-- MATERIAL SHOWN --
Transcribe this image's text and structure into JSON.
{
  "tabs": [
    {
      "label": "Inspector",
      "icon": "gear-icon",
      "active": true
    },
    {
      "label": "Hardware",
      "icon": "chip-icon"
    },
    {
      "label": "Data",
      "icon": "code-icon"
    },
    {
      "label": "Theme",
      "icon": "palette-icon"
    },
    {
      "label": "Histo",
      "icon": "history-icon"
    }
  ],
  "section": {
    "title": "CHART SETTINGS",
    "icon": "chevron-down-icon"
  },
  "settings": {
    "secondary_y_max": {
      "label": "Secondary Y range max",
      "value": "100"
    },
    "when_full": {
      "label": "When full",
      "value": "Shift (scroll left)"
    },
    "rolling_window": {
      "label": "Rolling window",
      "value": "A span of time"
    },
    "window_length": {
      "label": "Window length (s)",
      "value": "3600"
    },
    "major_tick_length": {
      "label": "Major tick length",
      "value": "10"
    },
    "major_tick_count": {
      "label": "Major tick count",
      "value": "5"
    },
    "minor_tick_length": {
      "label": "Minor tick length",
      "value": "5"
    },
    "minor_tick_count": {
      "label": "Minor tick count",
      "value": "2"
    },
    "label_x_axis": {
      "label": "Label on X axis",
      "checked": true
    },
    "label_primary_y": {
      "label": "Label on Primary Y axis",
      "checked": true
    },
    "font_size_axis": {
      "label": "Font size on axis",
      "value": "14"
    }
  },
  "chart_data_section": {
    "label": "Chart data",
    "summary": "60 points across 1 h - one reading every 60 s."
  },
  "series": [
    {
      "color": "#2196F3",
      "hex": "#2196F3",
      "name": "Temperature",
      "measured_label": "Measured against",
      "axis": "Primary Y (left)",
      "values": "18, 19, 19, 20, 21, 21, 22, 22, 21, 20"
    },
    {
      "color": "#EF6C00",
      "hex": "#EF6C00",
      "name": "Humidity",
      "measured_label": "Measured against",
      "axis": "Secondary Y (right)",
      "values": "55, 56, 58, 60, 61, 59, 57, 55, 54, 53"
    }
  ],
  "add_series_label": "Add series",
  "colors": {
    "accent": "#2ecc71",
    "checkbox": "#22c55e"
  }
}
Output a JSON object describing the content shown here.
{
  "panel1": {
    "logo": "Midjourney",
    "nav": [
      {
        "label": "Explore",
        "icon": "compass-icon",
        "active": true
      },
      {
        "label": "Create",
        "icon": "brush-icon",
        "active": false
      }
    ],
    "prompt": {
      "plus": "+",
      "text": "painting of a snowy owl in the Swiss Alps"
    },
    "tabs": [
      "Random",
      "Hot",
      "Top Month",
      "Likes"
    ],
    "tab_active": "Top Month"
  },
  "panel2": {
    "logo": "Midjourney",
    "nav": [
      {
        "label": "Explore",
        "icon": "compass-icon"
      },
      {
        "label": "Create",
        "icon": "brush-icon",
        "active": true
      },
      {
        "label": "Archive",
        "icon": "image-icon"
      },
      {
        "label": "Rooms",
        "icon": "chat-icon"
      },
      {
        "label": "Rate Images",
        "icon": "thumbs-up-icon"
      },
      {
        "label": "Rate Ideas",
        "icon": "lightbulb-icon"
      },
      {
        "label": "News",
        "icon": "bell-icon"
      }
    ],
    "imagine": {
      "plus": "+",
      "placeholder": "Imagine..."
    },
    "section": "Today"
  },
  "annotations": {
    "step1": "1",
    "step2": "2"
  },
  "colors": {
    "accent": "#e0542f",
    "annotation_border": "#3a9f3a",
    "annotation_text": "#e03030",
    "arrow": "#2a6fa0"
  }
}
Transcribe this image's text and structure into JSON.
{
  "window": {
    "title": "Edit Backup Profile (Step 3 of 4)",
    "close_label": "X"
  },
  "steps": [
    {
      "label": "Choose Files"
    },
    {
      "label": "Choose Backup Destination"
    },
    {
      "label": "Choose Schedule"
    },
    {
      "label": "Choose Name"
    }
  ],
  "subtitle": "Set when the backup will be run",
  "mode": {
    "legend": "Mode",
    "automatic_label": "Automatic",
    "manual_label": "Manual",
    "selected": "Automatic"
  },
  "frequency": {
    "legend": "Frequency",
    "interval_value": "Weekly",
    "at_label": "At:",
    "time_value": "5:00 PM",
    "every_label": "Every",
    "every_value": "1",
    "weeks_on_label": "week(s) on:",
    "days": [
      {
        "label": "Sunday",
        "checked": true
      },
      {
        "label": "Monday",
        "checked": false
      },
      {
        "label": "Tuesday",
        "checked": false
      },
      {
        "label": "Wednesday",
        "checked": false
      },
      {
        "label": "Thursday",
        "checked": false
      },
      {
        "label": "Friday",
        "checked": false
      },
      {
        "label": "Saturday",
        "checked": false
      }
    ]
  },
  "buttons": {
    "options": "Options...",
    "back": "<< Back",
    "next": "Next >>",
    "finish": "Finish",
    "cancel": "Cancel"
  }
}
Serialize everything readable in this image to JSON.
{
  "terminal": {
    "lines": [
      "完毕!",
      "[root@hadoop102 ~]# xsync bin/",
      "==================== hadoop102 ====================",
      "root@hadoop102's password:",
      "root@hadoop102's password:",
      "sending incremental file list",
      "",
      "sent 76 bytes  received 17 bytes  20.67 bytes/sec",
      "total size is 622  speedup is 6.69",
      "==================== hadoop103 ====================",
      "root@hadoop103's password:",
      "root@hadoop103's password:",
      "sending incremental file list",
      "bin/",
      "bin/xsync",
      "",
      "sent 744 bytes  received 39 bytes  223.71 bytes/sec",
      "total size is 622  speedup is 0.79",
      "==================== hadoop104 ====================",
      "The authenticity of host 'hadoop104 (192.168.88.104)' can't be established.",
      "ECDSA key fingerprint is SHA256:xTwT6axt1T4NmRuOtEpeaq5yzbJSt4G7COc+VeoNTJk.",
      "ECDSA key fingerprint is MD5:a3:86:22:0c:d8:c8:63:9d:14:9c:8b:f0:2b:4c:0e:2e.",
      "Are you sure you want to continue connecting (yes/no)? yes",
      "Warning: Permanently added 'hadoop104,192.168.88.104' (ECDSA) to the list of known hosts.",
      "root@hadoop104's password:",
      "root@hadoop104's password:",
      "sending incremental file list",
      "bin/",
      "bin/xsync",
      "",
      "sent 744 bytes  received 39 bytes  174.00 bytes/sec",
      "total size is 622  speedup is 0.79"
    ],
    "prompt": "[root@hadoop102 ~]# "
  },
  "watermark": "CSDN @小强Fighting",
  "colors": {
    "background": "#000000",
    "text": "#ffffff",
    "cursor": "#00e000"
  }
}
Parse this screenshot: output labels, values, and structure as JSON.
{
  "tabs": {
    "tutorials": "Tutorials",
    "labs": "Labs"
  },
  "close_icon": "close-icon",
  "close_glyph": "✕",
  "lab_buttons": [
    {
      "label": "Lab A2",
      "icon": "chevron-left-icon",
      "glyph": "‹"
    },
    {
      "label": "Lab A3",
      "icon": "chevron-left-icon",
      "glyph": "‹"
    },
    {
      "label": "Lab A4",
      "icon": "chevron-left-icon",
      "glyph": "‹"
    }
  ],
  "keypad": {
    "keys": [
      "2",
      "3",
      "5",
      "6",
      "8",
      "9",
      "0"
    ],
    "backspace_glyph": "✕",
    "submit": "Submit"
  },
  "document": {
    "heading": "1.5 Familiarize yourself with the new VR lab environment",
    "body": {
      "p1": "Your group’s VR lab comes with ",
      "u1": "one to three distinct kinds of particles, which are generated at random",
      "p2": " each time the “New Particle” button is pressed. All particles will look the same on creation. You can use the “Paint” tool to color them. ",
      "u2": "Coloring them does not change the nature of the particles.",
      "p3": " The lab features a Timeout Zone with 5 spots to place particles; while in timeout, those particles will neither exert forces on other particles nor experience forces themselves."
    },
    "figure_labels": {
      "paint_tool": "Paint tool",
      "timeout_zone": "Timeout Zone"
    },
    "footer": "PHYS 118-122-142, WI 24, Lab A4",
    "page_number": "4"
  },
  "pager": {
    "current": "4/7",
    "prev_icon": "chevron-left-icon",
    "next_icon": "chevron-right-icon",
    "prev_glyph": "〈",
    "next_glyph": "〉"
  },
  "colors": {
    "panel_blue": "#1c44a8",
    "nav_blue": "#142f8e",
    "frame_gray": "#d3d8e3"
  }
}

-- WHAT YOU NEED TO DO --
Go through the entries above and copy every line containing "particles".

-- OUTPUT OF THE TASK --
      "u1": "one to three distinct kinds of particles, which are generated at random",
      "p2": " each time the “New Particle” button is pressed. All particles will look the same on creation. You can use the “Paint” tool to color them. ",
      "u2": "Coloring them does not change the nature of the particles.",
      "p3": " The lab features a Timeout Zone with 5 spots to place particles; while in timeout, those particles will neither exert forces on other particles nor experience forces themselves."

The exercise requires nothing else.